[Task goal]:
Make an exact copy of all the entries, but do not reproduce the pictures.

[Records provided]:
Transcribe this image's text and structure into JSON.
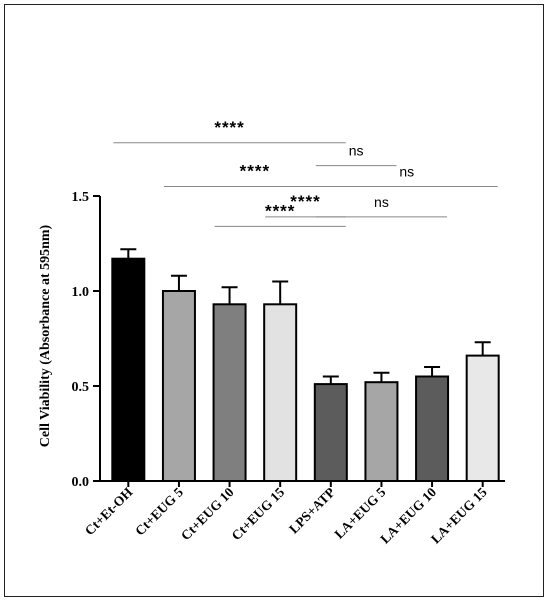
{
  "chart_data": {
    "type": "bar",
    "title": "",
    "xlabel": "",
    "ylabel": "Cell Viability (Absorbance at 595nm)",
    "ylim": [
      0.0,
      1.5
    ],
    "yticks": [
      0.0,
      0.5,
      1.0,
      1.5
    ],
    "ytick_labels": [
      "0.0",
      "0.5",
      "1.0",
      "1.5"
    ],
    "categories": [
      "Ct+Et-OH",
      "Ct+EUG 5",
      "Ct+EUG 10",
      "Ct+EUG 15",
      "LPS+ATP",
      "LA+EUG 5",
      "LA+EUG 10",
      "LA+EUG 15"
    ],
    "values": [
      1.17,
      1.0,
      0.93,
      0.93,
      0.51,
      0.52,
      0.55,
      0.66
    ],
    "errors": [
      0.05,
      0.08,
      0.09,
      0.12,
      0.04,
      0.05,
      0.05,
      0.07
    ],
    "bar_colors": [
      "#000000",
      "#a6a6a6",
      "#7f7f7f",
      "#e2e2e2",
      "#5c5c5c",
      "#a6a6a6",
      "#5c5c5c",
      "#e8e8e8"
    ],
    "grid": false,
    "significance": [
      {
        "from": 0,
        "to": 4,
        "label": "****",
        "level": 1.78
      },
      {
        "from": 1,
        "to": 4,
        "label": "****",
        "level": 1.55
      },
      {
        "from": 2,
        "to": 4,
        "label": "****",
        "level": 1.34
      },
      {
        "from": 3,
        "to": 4,
        "label": "****",
        "level": 1.39
      },
      {
        "from": 4,
        "to": 7,
        "label": "ns",
        "level": 1.55
      },
      {
        "from": 4,
        "to": 5,
        "label": "ns",
        "level": 1.66
      },
      {
        "from": 4,
        "to": 6,
        "label": "ns",
        "level": 1.39
      }
    ]
  }
}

[The answer]:
Transcribe this image's text and structure into JSON.
{
  "chart_data": {
    "type": "bar",
    "title": "",
    "xlabel": "",
    "ylabel": "Cell Viability (Absorbance at 595nm)",
    "ylim": [
      0.0,
      1.5
    ],
    "yticks": [
      0.0,
      0.5,
      1.0,
      1.5
    ],
    "ytick_labels": [
      "0.0",
      "0.5",
      "1.0",
      "1.5"
    ],
    "categories": [
      "Ct+Et-OH",
      "Ct+EUG 5",
      "Ct+EUG 10",
      "Ct+EUG 15",
      "LPS+ATP",
      "LA+EUG 5",
      "LA+EUG 10",
      "LA+EUG 15"
    ],
    "values": [
      1.17,
      1.0,
      0.93,
      0.93,
      0.51,
      0.52,
      0.55,
      0.66
    ],
    "errors": [
      0.05,
      0.08,
      0.09,
      0.12,
      0.04,
      0.05,
      0.05,
      0.07
    ],
    "bar_colors": [
      "#000000",
      "#a6a6a6",
      "#7f7f7f",
      "#e2e2e2",
      "#5c5c5c",
      "#a6a6a6",
      "#5c5c5c",
      "#e8e8e8"
    ],
    "grid": false,
    "significance": [
      {
        "from": 0,
        "to": 4,
        "label": "****",
        "level": 1.78
      },
      {
        "from": 1,
        "to": 4,
        "label": "****",
        "level": 1.55
      },
      {
        "from": 2,
        "to": 4,
        "label": "****",
        "level": 1.34
      },
      {
        "from": 3,
        "to": 4,
        "label": "****",
        "level": 1.39
      },
      {
        "from": 4,
        "to": 7,
        "label": "ns",
        "level": 1.55
      },
      {
        "from": 4,
        "to": 5,
        "label": "ns",
        "level": 1.66
      },
      {
        "from": 4,
        "to": 6,
        "label": "ns",
        "level": 1.39
      }
    ]
  }
}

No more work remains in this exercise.